:: SUPPLIED MATERIAL ::

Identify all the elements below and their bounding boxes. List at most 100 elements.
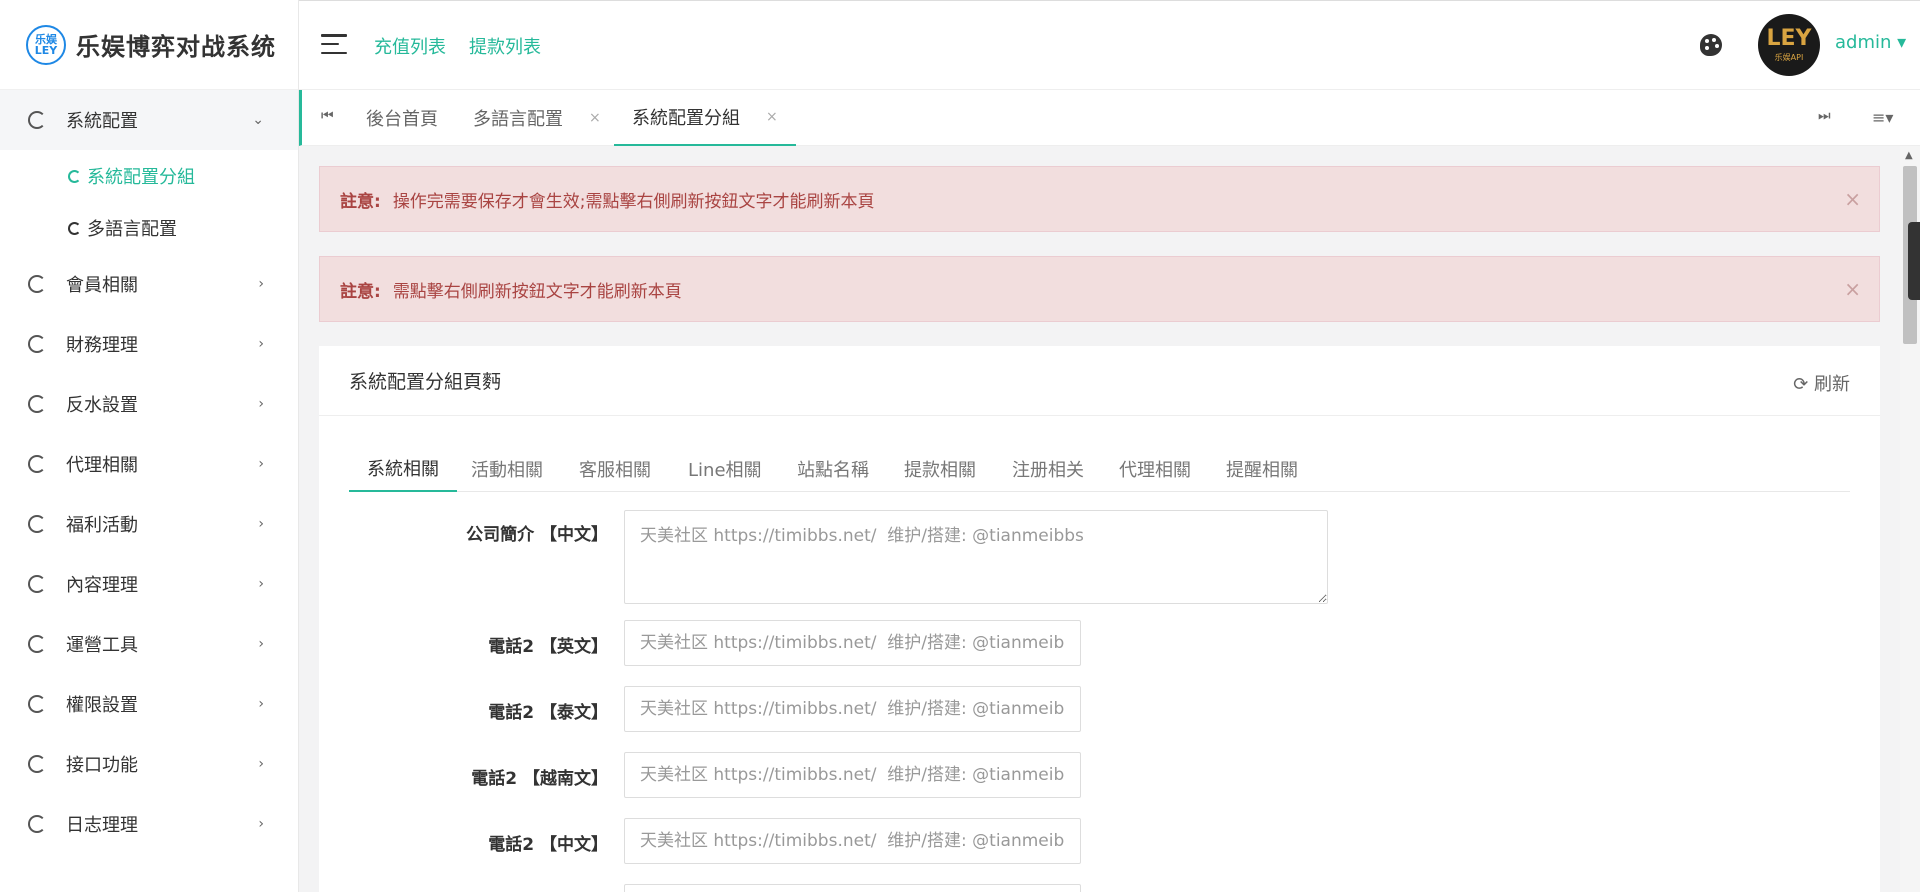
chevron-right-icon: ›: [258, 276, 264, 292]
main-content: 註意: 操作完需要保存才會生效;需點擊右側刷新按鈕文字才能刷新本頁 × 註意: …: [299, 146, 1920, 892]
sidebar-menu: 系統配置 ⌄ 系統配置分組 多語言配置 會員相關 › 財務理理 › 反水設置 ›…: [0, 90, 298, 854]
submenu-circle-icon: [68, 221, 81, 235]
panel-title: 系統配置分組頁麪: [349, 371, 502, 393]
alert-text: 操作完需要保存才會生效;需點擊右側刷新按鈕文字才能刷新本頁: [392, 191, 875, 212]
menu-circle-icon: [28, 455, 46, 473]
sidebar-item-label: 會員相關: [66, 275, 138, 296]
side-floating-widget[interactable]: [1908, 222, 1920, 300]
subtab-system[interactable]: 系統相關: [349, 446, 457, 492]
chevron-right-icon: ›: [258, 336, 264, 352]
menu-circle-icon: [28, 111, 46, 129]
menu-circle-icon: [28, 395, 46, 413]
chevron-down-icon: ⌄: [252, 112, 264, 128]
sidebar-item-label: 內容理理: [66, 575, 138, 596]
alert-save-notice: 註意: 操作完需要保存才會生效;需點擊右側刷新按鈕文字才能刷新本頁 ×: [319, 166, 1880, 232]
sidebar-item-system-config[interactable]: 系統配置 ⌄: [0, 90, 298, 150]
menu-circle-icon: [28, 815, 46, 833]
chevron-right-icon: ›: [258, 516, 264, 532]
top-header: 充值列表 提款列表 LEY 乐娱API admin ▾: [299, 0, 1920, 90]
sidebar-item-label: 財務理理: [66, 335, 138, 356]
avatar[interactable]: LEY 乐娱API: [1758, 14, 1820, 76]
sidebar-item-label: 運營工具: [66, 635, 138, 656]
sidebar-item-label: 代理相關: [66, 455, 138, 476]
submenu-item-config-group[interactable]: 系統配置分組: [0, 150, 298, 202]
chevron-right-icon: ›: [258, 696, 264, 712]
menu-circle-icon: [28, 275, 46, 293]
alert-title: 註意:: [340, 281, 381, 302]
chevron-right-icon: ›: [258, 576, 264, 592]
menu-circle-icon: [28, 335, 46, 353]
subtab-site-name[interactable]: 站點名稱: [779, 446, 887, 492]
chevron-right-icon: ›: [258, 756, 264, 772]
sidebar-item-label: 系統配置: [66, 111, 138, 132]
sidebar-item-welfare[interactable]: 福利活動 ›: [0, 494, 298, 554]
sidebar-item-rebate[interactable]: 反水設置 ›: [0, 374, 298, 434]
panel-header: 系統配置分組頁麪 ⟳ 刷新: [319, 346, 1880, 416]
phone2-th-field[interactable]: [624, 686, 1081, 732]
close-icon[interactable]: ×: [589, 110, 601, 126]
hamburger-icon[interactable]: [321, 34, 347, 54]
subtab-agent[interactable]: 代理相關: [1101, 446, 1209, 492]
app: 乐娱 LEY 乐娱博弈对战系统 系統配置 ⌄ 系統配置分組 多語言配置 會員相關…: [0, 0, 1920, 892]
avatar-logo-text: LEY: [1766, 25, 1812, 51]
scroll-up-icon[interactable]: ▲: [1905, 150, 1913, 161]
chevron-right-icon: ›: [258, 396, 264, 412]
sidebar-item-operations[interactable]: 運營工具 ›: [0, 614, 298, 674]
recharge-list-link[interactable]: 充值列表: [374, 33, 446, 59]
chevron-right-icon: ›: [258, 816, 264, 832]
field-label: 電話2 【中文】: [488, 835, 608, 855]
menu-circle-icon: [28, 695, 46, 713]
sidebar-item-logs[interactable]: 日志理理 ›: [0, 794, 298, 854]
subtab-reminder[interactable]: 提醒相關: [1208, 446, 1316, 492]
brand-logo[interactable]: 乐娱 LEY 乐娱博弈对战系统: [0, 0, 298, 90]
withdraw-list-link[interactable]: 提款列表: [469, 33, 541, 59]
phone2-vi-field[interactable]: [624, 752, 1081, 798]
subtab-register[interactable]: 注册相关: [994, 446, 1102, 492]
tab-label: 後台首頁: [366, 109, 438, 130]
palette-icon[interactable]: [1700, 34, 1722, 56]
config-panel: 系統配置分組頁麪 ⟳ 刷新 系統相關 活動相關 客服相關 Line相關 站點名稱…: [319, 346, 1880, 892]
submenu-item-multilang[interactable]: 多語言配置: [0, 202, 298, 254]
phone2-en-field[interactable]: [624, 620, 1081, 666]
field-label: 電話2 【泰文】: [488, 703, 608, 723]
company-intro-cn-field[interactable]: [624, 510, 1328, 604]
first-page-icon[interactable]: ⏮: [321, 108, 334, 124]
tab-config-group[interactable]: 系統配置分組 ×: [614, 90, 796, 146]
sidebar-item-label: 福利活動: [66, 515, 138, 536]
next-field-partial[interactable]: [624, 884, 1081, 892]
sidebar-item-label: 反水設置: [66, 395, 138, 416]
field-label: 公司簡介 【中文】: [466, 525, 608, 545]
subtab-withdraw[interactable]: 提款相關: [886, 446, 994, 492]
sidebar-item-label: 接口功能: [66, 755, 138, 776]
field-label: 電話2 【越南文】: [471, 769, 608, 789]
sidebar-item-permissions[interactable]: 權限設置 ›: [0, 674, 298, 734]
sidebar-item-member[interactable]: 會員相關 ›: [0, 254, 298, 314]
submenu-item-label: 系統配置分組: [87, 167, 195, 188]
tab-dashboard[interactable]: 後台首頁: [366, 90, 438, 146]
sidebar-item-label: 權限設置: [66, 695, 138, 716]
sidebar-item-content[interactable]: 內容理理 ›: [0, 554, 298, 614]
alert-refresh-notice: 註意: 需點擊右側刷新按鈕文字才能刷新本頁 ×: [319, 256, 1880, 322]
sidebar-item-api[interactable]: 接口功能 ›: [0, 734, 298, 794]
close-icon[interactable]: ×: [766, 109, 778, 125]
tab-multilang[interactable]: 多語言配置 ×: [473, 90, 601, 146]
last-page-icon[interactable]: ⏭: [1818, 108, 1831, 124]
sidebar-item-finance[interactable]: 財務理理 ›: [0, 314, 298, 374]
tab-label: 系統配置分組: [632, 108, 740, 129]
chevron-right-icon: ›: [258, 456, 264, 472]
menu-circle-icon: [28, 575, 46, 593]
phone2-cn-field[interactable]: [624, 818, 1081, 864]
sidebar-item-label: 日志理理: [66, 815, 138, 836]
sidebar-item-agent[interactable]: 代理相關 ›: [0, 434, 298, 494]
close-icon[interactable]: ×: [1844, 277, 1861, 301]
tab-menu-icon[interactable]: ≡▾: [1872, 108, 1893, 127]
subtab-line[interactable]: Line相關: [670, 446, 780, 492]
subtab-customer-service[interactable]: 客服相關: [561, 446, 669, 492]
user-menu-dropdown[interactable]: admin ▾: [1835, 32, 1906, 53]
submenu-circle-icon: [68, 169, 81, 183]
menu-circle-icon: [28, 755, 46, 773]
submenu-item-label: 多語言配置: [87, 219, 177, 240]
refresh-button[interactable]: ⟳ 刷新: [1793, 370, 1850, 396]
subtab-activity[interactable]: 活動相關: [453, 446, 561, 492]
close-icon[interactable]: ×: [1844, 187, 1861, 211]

:::
:: SUPPLIED MATERIAL ::

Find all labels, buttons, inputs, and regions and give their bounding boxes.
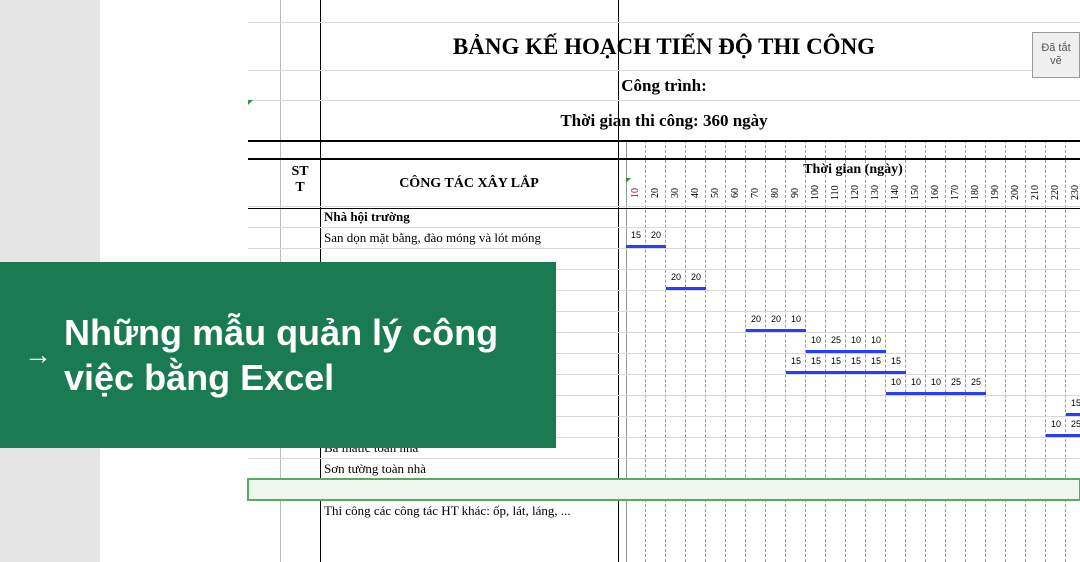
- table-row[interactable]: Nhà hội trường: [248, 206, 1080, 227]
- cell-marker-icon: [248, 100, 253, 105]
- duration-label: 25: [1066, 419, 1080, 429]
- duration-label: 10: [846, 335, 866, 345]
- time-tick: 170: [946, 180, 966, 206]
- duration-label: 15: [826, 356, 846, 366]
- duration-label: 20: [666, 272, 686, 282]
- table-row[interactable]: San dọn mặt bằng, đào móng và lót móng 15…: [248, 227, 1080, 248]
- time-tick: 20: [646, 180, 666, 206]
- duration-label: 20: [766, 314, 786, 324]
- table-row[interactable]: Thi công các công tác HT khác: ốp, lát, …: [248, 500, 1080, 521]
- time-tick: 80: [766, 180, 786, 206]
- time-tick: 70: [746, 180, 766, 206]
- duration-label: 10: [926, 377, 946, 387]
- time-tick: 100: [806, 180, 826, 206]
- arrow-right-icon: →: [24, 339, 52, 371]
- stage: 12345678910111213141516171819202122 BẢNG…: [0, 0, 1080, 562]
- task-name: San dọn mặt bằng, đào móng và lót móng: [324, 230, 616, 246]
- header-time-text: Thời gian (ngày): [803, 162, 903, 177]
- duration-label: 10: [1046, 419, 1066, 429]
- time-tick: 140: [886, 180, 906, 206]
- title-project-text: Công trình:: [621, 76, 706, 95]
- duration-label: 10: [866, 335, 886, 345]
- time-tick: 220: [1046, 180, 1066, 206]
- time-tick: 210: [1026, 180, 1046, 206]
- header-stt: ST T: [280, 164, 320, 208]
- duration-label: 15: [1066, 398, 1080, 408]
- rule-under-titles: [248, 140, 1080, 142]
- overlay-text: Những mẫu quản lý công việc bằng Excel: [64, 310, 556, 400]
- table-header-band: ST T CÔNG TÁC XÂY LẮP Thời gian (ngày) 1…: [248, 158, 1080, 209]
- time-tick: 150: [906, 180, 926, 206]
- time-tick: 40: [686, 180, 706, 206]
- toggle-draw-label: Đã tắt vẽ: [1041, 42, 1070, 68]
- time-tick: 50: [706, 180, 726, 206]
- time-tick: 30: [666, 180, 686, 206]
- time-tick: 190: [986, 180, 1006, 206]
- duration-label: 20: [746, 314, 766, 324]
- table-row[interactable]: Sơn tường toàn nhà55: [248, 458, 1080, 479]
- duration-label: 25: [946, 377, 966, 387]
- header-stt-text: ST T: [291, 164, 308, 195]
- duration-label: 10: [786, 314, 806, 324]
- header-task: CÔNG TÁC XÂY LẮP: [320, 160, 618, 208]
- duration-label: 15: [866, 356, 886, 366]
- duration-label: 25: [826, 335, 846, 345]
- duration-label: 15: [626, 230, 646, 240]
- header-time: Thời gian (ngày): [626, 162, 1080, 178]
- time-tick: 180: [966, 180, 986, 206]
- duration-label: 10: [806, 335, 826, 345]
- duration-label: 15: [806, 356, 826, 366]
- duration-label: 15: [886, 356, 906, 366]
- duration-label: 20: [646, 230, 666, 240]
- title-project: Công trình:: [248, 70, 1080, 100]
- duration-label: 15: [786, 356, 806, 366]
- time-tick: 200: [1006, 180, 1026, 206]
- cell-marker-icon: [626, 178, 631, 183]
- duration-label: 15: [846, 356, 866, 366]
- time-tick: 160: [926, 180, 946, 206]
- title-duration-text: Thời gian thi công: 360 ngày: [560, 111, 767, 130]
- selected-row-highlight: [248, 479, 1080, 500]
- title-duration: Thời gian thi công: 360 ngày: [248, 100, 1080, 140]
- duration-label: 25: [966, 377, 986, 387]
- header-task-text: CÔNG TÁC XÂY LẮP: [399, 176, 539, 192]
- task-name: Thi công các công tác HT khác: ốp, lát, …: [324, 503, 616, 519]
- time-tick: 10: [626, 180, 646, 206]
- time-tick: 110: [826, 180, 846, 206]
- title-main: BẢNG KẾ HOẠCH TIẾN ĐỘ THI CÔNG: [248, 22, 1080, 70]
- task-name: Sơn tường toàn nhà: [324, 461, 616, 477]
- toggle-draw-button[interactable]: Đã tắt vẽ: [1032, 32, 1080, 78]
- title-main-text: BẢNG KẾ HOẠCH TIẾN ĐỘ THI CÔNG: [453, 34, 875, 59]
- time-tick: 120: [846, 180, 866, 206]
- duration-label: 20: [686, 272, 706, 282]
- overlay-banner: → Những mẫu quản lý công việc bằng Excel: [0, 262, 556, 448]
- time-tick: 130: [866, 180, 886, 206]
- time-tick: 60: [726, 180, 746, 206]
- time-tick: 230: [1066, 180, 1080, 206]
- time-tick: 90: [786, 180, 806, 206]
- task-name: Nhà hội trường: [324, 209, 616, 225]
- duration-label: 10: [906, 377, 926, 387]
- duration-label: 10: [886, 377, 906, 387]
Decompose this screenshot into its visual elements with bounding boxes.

:::

• _WHAT TO WORK ON_: Reproduce the items starting at the line that contains "- table-row[interactable]: Nhà" and ending after the line that contains "- duration-label: 20: [766, 314, 786, 324]", with every line copied exactly.

• _FINISHED ANSWER_:
- table-row[interactable]: Nhà hội trường: [248, 206, 1080, 227]
- cell-marker-icon: [248, 100, 253, 105]
- duration-label: 25: [1066, 419, 1080, 429]
- duration-label: 10: [846, 335, 866, 345]
- time-tick: 170: [946, 180, 966, 206]
- duration-label: 15: [826, 356, 846, 366]
- duration-label: 20: [666, 272, 686, 282]
- table-row[interactable]: San dọn mặt bằng, đào móng và lót móng 15…: [248, 227, 1080, 248]
- time-tick: 20: [646, 180, 666, 206]
- duration-label: 20: [766, 314, 786, 324]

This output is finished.